Dataset:
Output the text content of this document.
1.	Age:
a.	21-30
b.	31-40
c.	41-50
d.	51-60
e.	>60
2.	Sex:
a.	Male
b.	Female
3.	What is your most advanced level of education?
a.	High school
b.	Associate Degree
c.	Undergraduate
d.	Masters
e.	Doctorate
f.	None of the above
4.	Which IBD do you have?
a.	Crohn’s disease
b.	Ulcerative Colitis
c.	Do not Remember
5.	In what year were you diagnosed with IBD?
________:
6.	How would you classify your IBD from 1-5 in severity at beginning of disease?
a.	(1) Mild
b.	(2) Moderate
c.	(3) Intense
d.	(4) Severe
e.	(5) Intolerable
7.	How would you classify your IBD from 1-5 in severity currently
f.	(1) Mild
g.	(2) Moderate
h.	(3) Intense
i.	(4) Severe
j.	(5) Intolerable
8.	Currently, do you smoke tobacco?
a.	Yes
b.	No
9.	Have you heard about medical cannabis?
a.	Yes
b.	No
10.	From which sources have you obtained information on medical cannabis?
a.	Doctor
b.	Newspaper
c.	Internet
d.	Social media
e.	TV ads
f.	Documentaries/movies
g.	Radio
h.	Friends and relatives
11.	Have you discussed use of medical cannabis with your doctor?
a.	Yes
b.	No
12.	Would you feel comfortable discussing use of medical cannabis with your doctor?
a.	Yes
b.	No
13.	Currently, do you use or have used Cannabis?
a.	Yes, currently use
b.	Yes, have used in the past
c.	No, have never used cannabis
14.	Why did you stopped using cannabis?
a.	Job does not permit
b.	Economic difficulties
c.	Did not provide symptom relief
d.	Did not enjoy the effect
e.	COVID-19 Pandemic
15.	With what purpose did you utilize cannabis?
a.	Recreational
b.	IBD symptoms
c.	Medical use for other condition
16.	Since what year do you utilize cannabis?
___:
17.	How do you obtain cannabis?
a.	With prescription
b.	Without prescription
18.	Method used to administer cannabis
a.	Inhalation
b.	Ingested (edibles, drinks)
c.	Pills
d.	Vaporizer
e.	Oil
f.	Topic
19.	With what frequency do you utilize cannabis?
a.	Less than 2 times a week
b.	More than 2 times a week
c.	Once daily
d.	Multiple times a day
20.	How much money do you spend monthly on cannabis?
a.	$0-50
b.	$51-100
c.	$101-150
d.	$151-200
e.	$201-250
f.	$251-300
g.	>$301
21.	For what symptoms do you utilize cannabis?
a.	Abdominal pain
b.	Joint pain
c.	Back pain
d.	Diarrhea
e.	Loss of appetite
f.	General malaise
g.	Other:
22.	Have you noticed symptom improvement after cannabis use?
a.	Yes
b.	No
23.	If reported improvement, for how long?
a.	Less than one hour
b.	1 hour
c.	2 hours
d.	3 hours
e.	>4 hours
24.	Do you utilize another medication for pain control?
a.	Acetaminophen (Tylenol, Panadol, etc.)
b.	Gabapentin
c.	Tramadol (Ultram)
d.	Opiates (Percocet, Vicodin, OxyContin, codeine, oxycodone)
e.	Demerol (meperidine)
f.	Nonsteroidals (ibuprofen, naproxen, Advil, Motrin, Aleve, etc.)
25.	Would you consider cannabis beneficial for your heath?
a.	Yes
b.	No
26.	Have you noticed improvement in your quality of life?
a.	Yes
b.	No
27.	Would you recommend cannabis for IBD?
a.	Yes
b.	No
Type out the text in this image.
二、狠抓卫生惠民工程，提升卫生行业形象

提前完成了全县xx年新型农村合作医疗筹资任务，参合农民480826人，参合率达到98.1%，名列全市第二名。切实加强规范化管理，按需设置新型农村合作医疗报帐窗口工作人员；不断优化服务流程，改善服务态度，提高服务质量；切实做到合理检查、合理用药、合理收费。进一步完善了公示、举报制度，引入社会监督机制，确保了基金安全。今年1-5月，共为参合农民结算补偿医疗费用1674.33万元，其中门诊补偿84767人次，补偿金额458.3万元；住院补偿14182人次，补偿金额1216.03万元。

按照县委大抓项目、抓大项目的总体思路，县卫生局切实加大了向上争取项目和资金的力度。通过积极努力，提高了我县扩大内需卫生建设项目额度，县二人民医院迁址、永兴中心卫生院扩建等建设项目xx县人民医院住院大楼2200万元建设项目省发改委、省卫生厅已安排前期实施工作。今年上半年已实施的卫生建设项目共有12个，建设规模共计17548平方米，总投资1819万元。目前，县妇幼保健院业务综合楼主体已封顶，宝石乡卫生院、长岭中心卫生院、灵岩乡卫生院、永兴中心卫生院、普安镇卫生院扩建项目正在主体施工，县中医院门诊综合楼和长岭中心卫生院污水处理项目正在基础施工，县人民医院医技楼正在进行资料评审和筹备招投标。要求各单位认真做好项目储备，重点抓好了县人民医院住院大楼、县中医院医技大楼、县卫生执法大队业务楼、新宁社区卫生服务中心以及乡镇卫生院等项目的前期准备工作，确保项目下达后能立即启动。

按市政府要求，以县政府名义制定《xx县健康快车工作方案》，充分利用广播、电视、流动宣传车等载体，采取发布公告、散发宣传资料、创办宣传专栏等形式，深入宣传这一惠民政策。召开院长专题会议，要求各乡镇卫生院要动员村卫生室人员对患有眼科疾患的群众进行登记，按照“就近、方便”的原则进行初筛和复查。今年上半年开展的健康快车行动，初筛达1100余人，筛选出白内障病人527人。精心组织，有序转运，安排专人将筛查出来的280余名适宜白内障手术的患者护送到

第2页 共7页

Goal: Pull out all lines containing "improvement".

Correct result:
22.	Have you noticed symptom improvement after cannabis use?
23.	If reported improvement, for how long?
26.	Have you noticed improvement in your quality of life?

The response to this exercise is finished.